• _What you should do_
Update the records in the stretch from "coordination-leader (489, 223, 513, 269)" through "Identify all the" by swapping "Mature" for "Established". Reproduce only those lines, with everything else unchanged.
--------------------
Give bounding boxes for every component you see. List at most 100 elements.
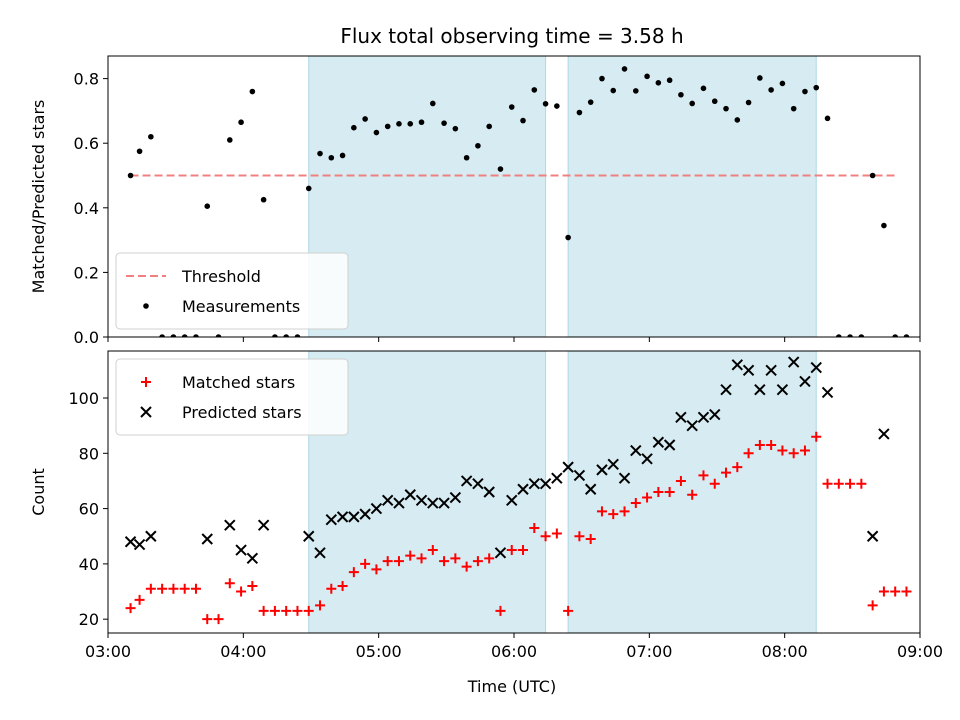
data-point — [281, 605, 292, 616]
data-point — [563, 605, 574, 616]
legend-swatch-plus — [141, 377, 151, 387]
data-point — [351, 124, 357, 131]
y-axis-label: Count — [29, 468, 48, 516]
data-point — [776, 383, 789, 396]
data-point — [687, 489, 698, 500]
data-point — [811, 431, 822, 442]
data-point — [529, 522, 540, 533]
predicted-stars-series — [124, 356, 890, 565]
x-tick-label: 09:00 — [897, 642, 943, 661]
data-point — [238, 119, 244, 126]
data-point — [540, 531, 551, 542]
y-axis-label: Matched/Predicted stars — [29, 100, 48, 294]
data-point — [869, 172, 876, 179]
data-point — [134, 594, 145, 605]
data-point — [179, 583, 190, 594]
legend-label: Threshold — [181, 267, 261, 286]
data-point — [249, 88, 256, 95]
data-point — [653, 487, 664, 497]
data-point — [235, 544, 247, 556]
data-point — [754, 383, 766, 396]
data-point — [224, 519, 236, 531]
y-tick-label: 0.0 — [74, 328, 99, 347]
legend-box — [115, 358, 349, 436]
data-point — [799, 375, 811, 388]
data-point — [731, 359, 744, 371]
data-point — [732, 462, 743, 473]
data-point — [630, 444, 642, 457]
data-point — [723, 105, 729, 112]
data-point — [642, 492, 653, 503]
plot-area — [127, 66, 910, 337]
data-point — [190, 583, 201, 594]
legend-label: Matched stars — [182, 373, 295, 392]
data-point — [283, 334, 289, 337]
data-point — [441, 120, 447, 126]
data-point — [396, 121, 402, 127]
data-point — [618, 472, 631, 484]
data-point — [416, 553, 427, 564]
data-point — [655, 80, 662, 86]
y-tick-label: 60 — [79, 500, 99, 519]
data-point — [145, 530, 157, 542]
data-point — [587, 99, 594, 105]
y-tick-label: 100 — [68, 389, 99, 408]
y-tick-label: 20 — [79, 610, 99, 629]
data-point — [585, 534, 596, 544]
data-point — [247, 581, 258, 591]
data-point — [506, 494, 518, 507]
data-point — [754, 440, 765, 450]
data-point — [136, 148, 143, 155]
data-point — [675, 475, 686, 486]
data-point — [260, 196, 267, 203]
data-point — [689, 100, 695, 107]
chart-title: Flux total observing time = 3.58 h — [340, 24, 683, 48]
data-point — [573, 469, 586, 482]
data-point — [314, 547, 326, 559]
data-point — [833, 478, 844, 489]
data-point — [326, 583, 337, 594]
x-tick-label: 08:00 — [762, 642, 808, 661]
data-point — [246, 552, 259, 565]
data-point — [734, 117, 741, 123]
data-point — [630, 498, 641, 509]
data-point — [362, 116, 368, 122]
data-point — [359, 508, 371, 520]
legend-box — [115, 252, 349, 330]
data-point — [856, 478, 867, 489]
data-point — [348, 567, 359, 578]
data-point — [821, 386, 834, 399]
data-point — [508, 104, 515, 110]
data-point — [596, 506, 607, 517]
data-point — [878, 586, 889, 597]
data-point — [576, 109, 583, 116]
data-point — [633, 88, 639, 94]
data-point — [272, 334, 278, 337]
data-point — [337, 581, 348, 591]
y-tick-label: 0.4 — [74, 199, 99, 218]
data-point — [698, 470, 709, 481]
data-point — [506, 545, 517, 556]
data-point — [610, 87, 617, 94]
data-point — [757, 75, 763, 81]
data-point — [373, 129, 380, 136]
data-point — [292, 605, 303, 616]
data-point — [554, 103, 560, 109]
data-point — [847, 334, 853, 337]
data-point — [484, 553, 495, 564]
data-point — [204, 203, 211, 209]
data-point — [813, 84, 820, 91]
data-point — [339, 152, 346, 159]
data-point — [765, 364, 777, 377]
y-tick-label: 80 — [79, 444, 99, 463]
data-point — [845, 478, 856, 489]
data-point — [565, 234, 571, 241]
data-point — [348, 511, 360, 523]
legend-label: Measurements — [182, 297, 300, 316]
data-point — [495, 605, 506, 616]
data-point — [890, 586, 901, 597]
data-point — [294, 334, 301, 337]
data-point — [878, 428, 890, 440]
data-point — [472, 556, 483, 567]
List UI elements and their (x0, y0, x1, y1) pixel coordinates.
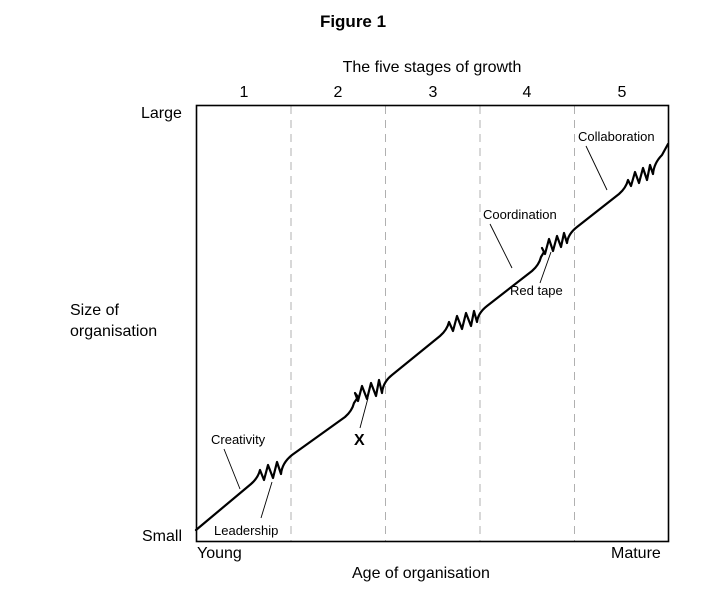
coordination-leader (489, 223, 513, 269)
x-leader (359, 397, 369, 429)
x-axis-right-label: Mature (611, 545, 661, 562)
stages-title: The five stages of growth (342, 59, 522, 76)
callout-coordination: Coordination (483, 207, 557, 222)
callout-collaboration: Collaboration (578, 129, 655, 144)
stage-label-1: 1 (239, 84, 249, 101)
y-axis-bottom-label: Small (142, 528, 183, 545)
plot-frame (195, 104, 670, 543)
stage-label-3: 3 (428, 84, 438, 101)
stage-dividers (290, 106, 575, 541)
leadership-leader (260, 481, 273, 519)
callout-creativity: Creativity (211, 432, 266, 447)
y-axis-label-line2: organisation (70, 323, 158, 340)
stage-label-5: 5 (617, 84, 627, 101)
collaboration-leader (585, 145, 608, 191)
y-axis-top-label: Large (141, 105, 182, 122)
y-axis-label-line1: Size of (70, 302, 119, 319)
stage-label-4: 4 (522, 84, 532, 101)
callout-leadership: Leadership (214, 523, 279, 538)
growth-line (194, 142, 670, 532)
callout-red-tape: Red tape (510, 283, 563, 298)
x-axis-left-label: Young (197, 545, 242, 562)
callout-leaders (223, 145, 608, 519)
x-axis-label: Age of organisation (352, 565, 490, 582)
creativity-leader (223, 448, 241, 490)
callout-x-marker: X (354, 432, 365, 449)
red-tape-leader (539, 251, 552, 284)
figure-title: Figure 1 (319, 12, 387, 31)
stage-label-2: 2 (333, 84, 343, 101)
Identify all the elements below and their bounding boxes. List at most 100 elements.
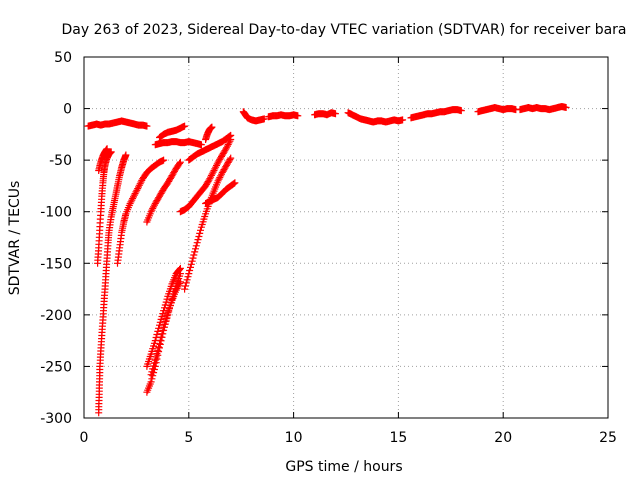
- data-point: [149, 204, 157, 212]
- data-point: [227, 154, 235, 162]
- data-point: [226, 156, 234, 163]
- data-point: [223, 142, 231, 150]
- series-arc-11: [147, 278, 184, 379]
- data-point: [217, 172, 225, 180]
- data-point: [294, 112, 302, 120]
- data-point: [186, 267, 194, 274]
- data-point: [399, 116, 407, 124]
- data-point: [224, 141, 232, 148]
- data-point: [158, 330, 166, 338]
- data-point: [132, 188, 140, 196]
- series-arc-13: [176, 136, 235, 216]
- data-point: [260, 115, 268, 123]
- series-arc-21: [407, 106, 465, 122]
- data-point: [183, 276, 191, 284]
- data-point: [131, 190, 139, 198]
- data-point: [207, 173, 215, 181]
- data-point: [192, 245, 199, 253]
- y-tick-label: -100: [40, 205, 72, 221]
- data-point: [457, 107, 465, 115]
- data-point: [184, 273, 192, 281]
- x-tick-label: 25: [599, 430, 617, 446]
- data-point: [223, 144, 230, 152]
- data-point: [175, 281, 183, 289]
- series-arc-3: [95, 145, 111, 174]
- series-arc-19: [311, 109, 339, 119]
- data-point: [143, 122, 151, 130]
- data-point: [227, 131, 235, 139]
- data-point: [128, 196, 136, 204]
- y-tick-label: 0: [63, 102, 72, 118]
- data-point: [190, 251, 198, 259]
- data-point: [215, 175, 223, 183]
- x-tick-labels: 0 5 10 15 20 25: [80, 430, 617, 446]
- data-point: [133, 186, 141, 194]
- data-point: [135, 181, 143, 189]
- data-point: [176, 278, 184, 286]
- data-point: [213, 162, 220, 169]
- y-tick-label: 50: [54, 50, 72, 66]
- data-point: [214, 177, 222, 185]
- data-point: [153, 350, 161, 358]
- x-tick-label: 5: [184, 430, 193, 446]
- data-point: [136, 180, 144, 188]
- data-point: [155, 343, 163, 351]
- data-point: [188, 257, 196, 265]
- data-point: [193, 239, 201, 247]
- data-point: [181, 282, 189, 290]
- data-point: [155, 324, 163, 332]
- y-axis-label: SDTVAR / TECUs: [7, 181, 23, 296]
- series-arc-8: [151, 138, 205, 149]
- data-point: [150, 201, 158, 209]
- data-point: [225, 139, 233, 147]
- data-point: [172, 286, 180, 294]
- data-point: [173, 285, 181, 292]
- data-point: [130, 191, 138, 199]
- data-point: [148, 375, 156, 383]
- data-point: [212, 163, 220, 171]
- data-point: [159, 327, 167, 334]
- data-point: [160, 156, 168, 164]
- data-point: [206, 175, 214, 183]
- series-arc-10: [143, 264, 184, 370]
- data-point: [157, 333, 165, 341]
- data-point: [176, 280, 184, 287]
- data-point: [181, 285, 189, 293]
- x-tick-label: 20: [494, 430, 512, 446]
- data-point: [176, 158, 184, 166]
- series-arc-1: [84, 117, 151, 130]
--------------------
• _Response for this exercise_
coordination-leader (489, 223, 513, 269)
x-leader (359, 397, 369, 429)
x-axis-right-label: Established (611, 545, 661, 562)
stages-title: The five stages of growth (342, 59, 522, 76)
callout-coordination: Coordination (483, 207, 557, 222)
callout-collaboration: Collaboration (578, 129, 655, 144)
stage-label-1: 1 (239, 84, 249, 101)
y-axis-bottom-label: Small (142, 528, 183, 545)
plot-frame (195, 104, 670, 543)
stage-label-3: 3 (428, 84, 438, 101)
stage-dividers (290, 106, 575, 541)
leadership-leader (260, 481, 273, 519)
callout-creativity: Creativity (211, 432, 266, 447)
y-axis-label-line2: organisation (70, 323, 158, 340)
stage-label-5: 5 (617, 84, 627, 101)
collaboration-leader (585, 145, 608, 191)
y-axis-top-label: Large (141, 105, 182, 122)
y-axis-label-line1: Size of (70, 302, 119, 319)
stage-label-4: 4 (522, 84, 532, 101)
callout-leadership: Leadership (214, 523, 279, 538)
growth-line (194, 142, 670, 532)
callout-red-tape: Red tape (510, 283, 563, 298)
x-axis-left-label: Young (197, 545, 242, 562)
callout-leaders (223, 145, 608, 519)
x-axis-label: Age of organisation (352, 565, 490, 582)
creativity-leader (223, 448, 241, 490)
callout-x-marker: X (354, 432, 365, 449)
red-tape-leader (539, 251, 552, 284)
figure-title: Figure 1 (319, 12, 387, 31)
stage-label-2: 2 (333, 84, 343, 101)
Identify all the elements below and their bounding boxes. List at most 100 elements.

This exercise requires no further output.